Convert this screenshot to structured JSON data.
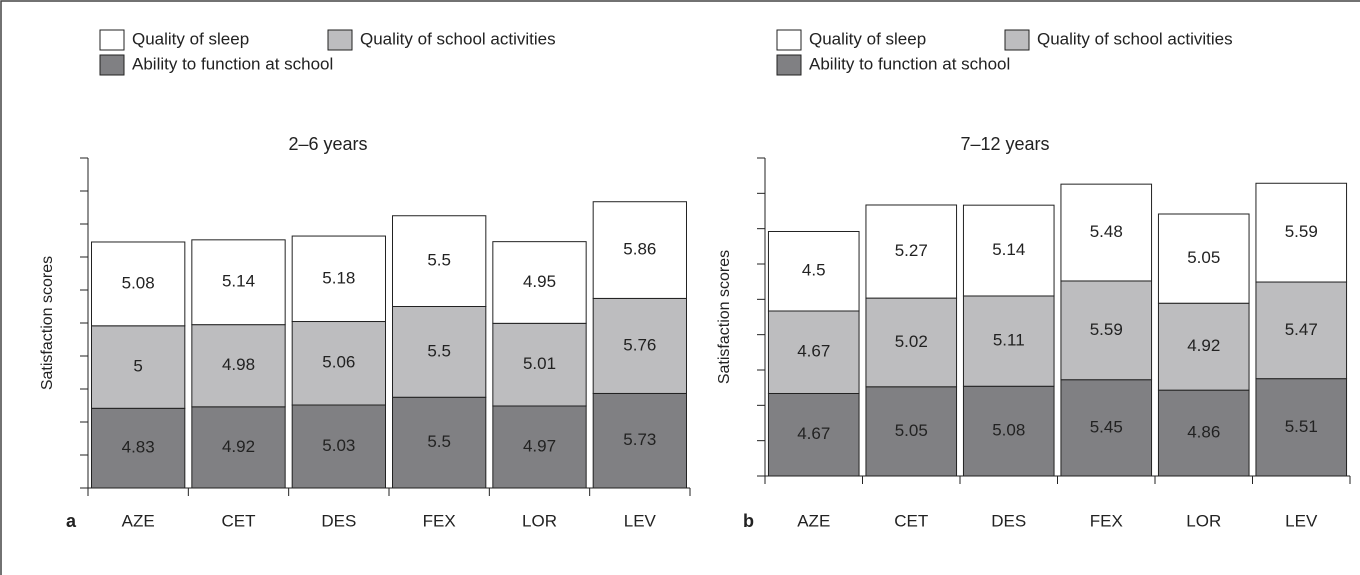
{
  "chart_data": [
    {
      "type": "bar",
      "stacked": true,
      "label": "a",
      "title": "2–6 years",
      "ylabel": "Satisfaction scores",
      "categories": [
        "AZE",
        "CET",
        "DES",
        "FEX",
        "LOR",
        "LEV"
      ],
      "series": [
        {
          "name": "Ability to function at school",
          "color": "#808083",
          "values": [
            4.83,
            4.92,
            5.03,
            5.5,
            4.97,
            5.73
          ]
        },
        {
          "name": "Quality of school activities",
          "color": "#bdbdbf",
          "values": [
            5,
            4.98,
            5.06,
            5.5,
            5.01,
            5.76
          ]
        },
        {
          "name": "Quality of sleep",
          "color": "#ffffff",
          "values": [
            5.08,
            5.14,
            5.18,
            5.5,
            4.95,
            5.86
          ]
        }
      ],
      "ylim": [
        0,
        20
      ],
      "yticks": [
        0,
        2,
        4,
        6,
        8,
        10,
        12,
        14,
        16,
        18,
        20
      ]
    },
    {
      "type": "bar",
      "stacked": true,
      "label": "b",
      "title": "7–12 years",
      "ylabel": "Satisfaction scores",
      "categories": [
        "AZE",
        "CET",
        "DES",
        "FEX",
        "LOR",
        "LEV"
      ],
      "series": [
        {
          "name": "Ability to function at school",
          "color": "#808083",
          "values": [
            4.67,
            5.05,
            5.08,
            5.45,
            4.86,
            5.51
          ]
        },
        {
          "name": "Quality of school activities",
          "color": "#bdbdbf",
          "values": [
            4.67,
            5.02,
            5.11,
            5.59,
            4.92,
            5.47
          ]
        },
        {
          "name": "Quality of sleep",
          "color": "#ffffff",
          "values": [
            4.5,
            5.27,
            5.14,
            5.48,
            5.05,
            5.59
          ]
        }
      ],
      "ylim": [
        0,
        18
      ],
      "yticks": [
        0,
        2,
        4,
        6,
        8,
        10,
        12,
        14,
        16,
        18
      ]
    }
  ]
}
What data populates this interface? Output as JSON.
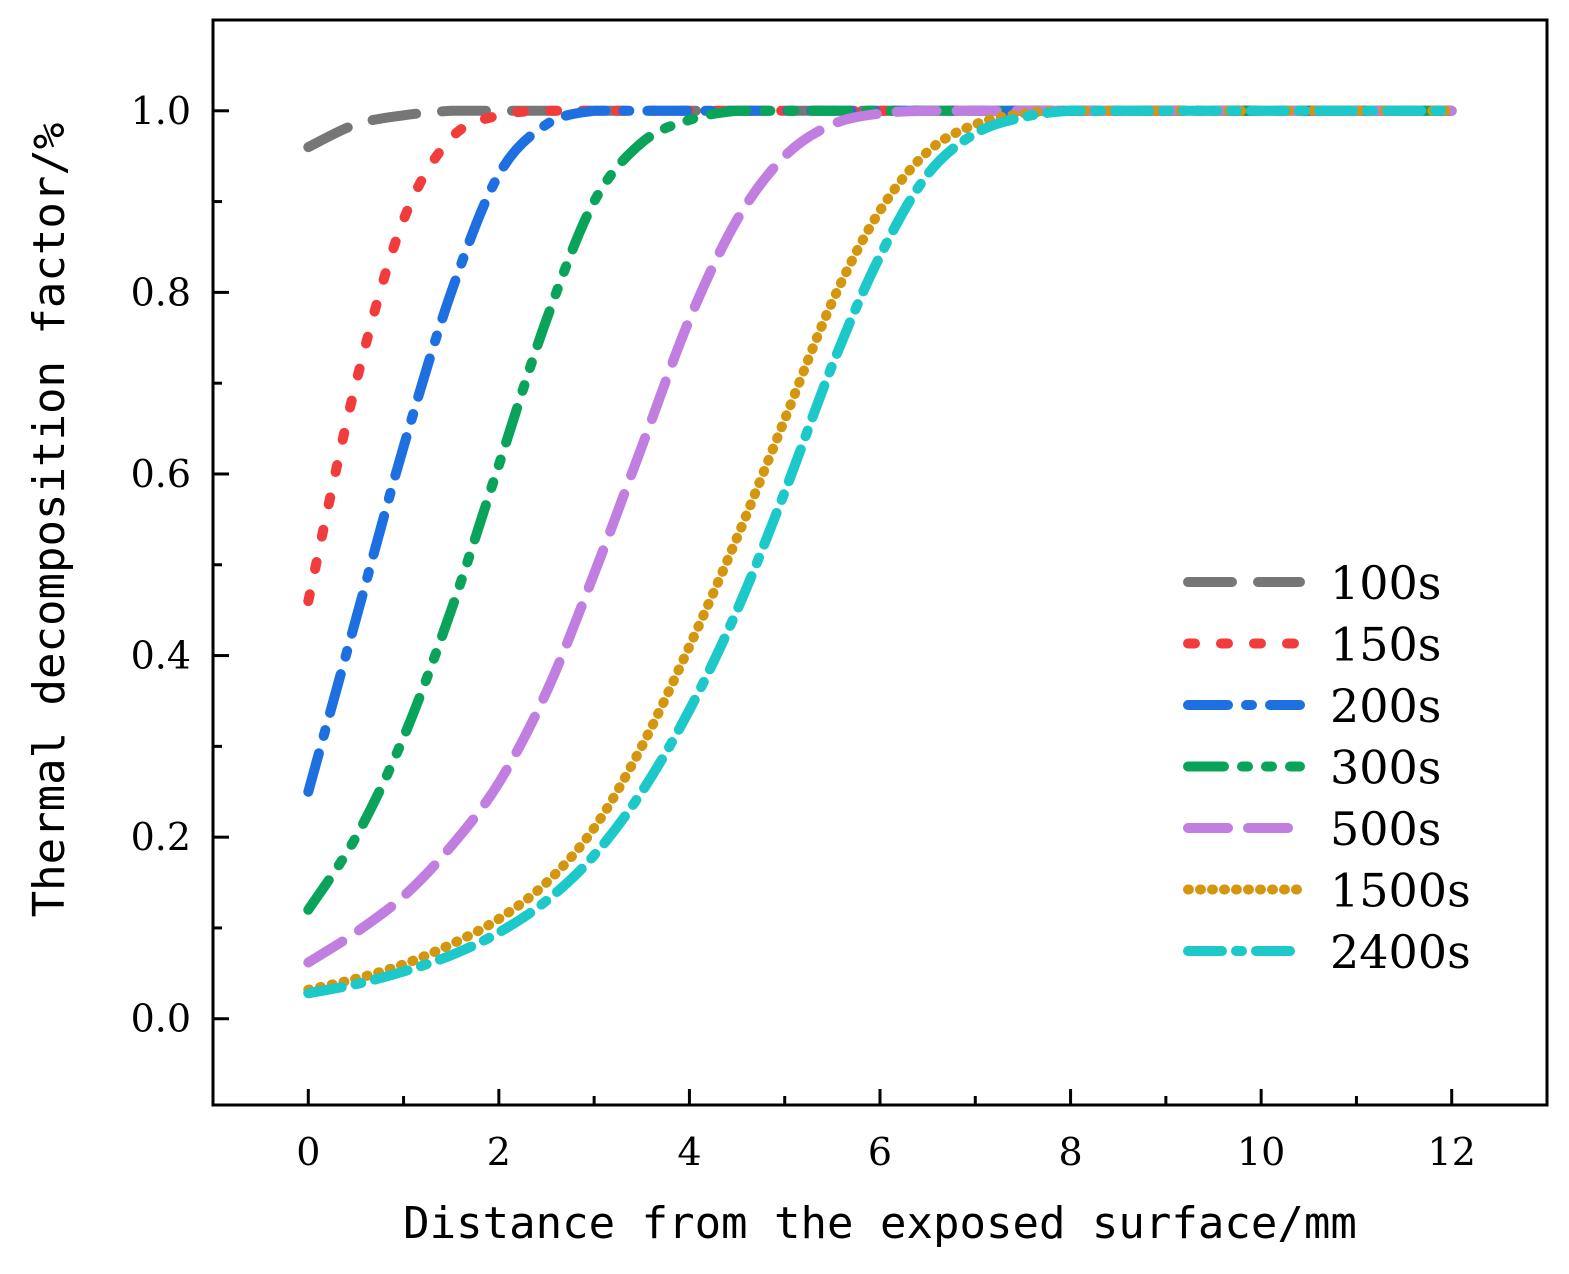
{
  "chart_data": {
    "type": "line",
    "title": "",
    "xlabel": "Distance from the exposed surface/mm",
    "ylabel": "Thermal decomposition factor/%",
    "xlim": [
      -1,
      13
    ],
    "ylim": [
      -0.095,
      1.1
    ],
    "xticks": [
      0,
      2,
      4,
      6,
      8,
      10,
      12
    ],
    "xtick_labels": [
      "0",
      "2",
      "4",
      "6",
      "8",
      "10",
      "12"
    ],
    "xminor": [
      1,
      3,
      5,
      7,
      9,
      11
    ],
    "yticks": [
      0.0,
      0.2,
      0.4,
      0.6,
      0.8,
      1.0
    ],
    "ytick_labels": [
      "0.0",
      "0.2",
      "0.4",
      "0.6",
      "0.8",
      "1.0"
    ],
    "yminor": [
      0.1,
      0.3,
      0.5,
      0.7,
      0.9
    ],
    "grid": false,
    "legend_position": "right",
    "x": [
      0,
      0.5,
      1,
      1.5,
      2,
      2.5,
      3,
      3.5,
      4,
      4.5,
      5,
      5.5,
      6,
      6.5,
      7,
      7.5,
      8,
      8.5,
      9,
      9.5,
      10,
      10.5,
      11,
      11.5,
      12
    ],
    "series": [
      {
        "name": "100s",
        "color": "#767676",
        "dash": "44,26",
        "values": [
          0.96,
          0.985,
          0.995,
          1.0,
          1.0,
          1.0,
          1.0,
          1.0,
          1.0,
          1.0,
          1.0,
          1.0,
          1.0,
          1.0,
          1.0,
          1.0,
          1.0,
          1.0,
          1.0,
          1.0,
          1.0,
          1.0,
          1.0,
          1.0,
          1.0
        ]
      },
      {
        "name": "150s",
        "color": "#f23c3c",
        "dash": "7,26",
        "values": [
          0.46,
          0.7,
          0.88,
          0.97,
          0.995,
          1.0,
          1.0,
          1.0,
          1.0,
          1.0,
          1.0,
          1.0,
          1.0,
          1.0,
          1.0,
          1.0,
          1.0,
          1.0,
          1.0,
          1.0,
          1.0,
          1.0,
          1.0,
          1.0,
          1.0
        ]
      },
      {
        "name": "200s",
        "color": "#1e6fe0",
        "dash": "40,18,6,18",
        "values": [
          0.25,
          0.44,
          0.63,
          0.8,
          0.93,
          0.985,
          1.0,
          1.0,
          1.0,
          1.0,
          1.0,
          1.0,
          1.0,
          1.0,
          1.0,
          1.0,
          1.0,
          1.0,
          1.0,
          1.0,
          1.0,
          1.0,
          1.0,
          1.0,
          1.0
        ]
      },
      {
        "name": "300s",
        "color": "#0aa35a",
        "dash": "36,18,6,18,6,18",
        "values": [
          0.12,
          0.2,
          0.31,
          0.45,
          0.61,
          0.77,
          0.9,
          0.965,
          0.99,
          1.0,
          1.0,
          1.0,
          1.0,
          1.0,
          1.0,
          1.0,
          1.0,
          1.0,
          1.0,
          1.0,
          1.0,
          1.0,
          1.0,
          1.0,
          1.0
        ]
      },
      {
        "name": "500s",
        "color": "#c07ee0",
        "dash": "40,20",
        "values": [
          0.062,
          0.095,
          0.135,
          0.19,
          0.26,
          0.36,
          0.49,
          0.63,
          0.77,
          0.88,
          0.95,
          0.985,
          0.997,
          1.0,
          1.0,
          1.0,
          1.0,
          1.0,
          1.0,
          1.0,
          1.0,
          1.0,
          1.0,
          1.0,
          1.0
        ]
      },
      {
        "name": "1500s",
        "color": "#d4960e",
        "dash": "1,11",
        "values": [
          0.032,
          0.044,
          0.06,
          0.082,
          0.11,
          0.15,
          0.21,
          0.3,
          0.41,
          0.53,
          0.66,
          0.79,
          0.89,
          0.955,
          0.985,
          0.997,
          1.0,
          1.0,
          1.0,
          1.0,
          1.0,
          1.0,
          1.0,
          1.0,
          1.0
        ]
      },
      {
        "name": "2400s",
        "color": "#1cc8c8",
        "dash": "34,14,6,14",
        "values": [
          0.028,
          0.038,
          0.052,
          0.07,
          0.095,
          0.13,
          0.18,
          0.25,
          0.34,
          0.45,
          0.58,
          0.72,
          0.84,
          0.93,
          0.975,
          0.993,
          1.0,
          1.0,
          1.0,
          1.0,
          1.0,
          1.0,
          1.0,
          1.0,
          1.0
        ]
      }
    ]
  }
}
..........
> _WHAT IS BEING ASKED_: Without the pictures, retype the whole of the material above exactly.

> _RESULT_:
Convert this screenshot to structured JSON data.
{
  "chart_data": [
    {
      "type": "bar",
      "stacked": true,
      "label": "a",
      "title": "2–6 years",
      "ylabel": "Satisfaction scores",
      "categories": [
        "AZE",
        "CET",
        "DES",
        "FEX",
        "LOR",
        "LEV"
      ],
      "series": [
        {
          "name": "Ability to function at school",
          "color": "#808083",
          "values": [
            4.83,
            4.92,
            5.03,
            5.5,
            4.97,
            5.73
          ]
        },
        {
          "name": "Quality of school activities",
          "color": "#bdbdbf",
          "values": [
            5,
            4.98,
            5.06,
            5.5,
            5.01,
            5.76
          ]
        },
        {
          "name": "Quality of sleep",
          "color": "#ffffff",
          "values": [
            5.08,
            5.14,
            5.18,
            5.5,
            4.95,
            5.86
          ]
        }
      ],
      "ylim": [
        0,
        20
      ],
      "yticks": [
        0,
        2,
        4,
        6,
        8,
        10,
        12,
        14,
        16,
        18,
        20
      ]
    },
    {
      "type": "bar",
      "stacked": true,
      "label": "b",
      "title": "7–12 years",
      "ylabel": "Satisfaction scores",
      "categories": [
        "AZE",
        "CET",
        "DES",
        "FEX",
        "LOR",
        "LEV"
      ],
      "series": [
        {
          "name": "Ability to function at school",
          "color": "#808083",
          "values": [
            4.67,
            5.05,
            5.08,
            5.45,
            4.86,
            5.51
          ]
        },
        {
          "name": "Quality of school activities",
          "color": "#bdbdbf",
          "values": [
            4.67,
            5.02,
            5.11,
            5.59,
            4.92,
            5.47
          ]
        },
        {
          "name": "Quality of sleep",
          "color": "#ffffff",
          "values": [
            4.5,
            5.27,
            5.14,
            5.48,
            5.05,
            5.59
          ]
        }
      ],
      "ylim": [
        0,
        18
      ],
      "yticks": [
        0,
        2,
        4,
        6,
        8,
        10,
        12,
        14,
        16,
        18
      ]
    }
  ]
}
What data populates this interface? Output as JSON.
{
  "chart_data": {
    "type": "line",
    "title": "",
    "xlabel": "Distance from the exposed surface/mm",
    "ylabel": "Thermal decomposition factor/%",
    "xlim": [
      -1,
      13
    ],
    "ylim": [
      -0.095,
      1.1
    ],
    "xticks": [
      0,
      2,
      4,
      6,
      8,
      10,
      12
    ],
    "xtick_labels": [
      "0",
      "2",
      "4",
      "6",
      "8",
      "10",
      "12"
    ],
    "xminor": [
      1,
      3,
      5,
      7,
      9,
      11
    ],
    "yticks": [
      0.0,
      0.2,
      0.4,
      0.6,
      0.8,
      1.0
    ],
    "ytick_labels": [
      "0.0",
      "0.2",
      "0.4",
      "0.6",
      "0.8",
      "1.0"
    ],
    "yminor": [
      0.1,
      0.3,
      0.5,
      0.7,
      0.9
    ],
    "grid": false,
    "legend_position": "right",
    "x": [
      0,
      0.5,
      1,
      1.5,
      2,
      2.5,
      3,
      3.5,
      4,
      4.5,
      5,
      5.5,
      6,
      6.5,
      7,
      7.5,
      8,
      8.5,
      9,
      9.5,
      10,
      10.5,
      11,
      11.5,
      12
    ],
    "series": [
      {
        "name": "100s",
        "color": "#767676",
        "dash": "44,26",
        "values": [
          0.96,
          0.985,
          0.995,
          1.0,
          1.0,
          1.0,
          1.0,
          1.0,
          1.0,
          1.0,
          1.0,
          1.0,
          1.0,
          1.0,
          1.0,
          1.0,
          1.0,
          1.0,
          1.0,
          1.0,
          1.0,
          1.0,
          1.0,
          1.0,
          1.0
        ]
      },
      {
        "name": "150s",
        "color": "#f23c3c",
        "dash": "7,26",
        "values": [
          0.46,
          0.7,
          0.88,
          0.97,
          0.995,
          1.0,
          1.0,
          1.0,
          1.0,
          1.0,
          1.0,
          1.0,
          1.0,
          1.0,
          1.0,
          1.0,
          1.0,
          1.0,
          1.0,
          1.0,
          1.0,
          1.0,
          1.0,
          1.0,
          1.0
        ]
      },
      {
        "name": "200s",
        "color": "#1e6fe0",
        "dash": "40,18,6,18",
        "values": [
          0.25,
          0.44,
          0.63,
          0.8,
          0.93,
          0.985,
          1.0,
          1.0,
          1.0,
          1.0,
          1.0,
          1.0,
          1.0,
          1.0,
          1.0,
          1.0,
          1.0,
          1.0,
          1.0,
          1.0,
          1.0,
          1.0,
          1.0,
          1.0,
          1.0
        ]
      },
      {
        "name": "300s",
        "color": "#0aa35a",
        "dash": "36,18,6,18,6,18",
        "values": [
          0.12,
          0.2,
          0.31,
          0.45,
          0.61,
          0.77,
          0.9,
          0.965,
          0.99,
          1.0,
          1.0,
          1.0,
          1.0,
          1.0,
          1.0,
          1.0,
          1.0,
          1.0,
          1.0,
          1.0,
          1.0,
          1.0,
          1.0,
          1.0,
          1.0
        ]
      },
      {
        "name": "500s",
        "color": "#c07ee0",
        "dash": "40,20",
        "values": [
          0.062,
          0.095,
          0.135,
          0.19,
          0.26,
          0.36,
          0.49,
          0.63,
          0.77,
          0.88,
          0.95,
          0.985,
          0.997,
          1.0,
          1.0,
          1.0,
          1.0,
          1.0,
          1.0,
          1.0,
          1.0,
          1.0,
          1.0,
          1.0,
          1.0
        ]
      },
      {
        "name": "1500s",
        "color": "#d4960e",
        "dash": "1,11",
        "values": [
          0.032,
          0.044,
          0.06,
          0.082,
          0.11,
          0.15,
          0.21,
          0.3,
          0.41,
          0.53,
          0.66,
          0.79,
          0.89,
          0.955,
          0.985,
          0.997,
          1.0,
          1.0,
          1.0,
          1.0,
          1.0,
          1.0,
          1.0,
          1.0,
          1.0
        ]
      },
      {
        "name": "2400s",
        "color": "#1cc8c8",
        "dash": "34,14,6,14",
        "values": [
          0.028,
          0.038,
          0.052,
          0.07,
          0.095,
          0.13,
          0.18,
          0.25,
          0.34,
          0.45,
          0.58,
          0.72,
          0.84,
          0.93,
          0.975,
          0.993,
          1.0,
          1.0,
          1.0,
          1.0,
          1.0,
          1.0,
          1.0,
          1.0,
          1.0
        ]
      }
    ]
  }
}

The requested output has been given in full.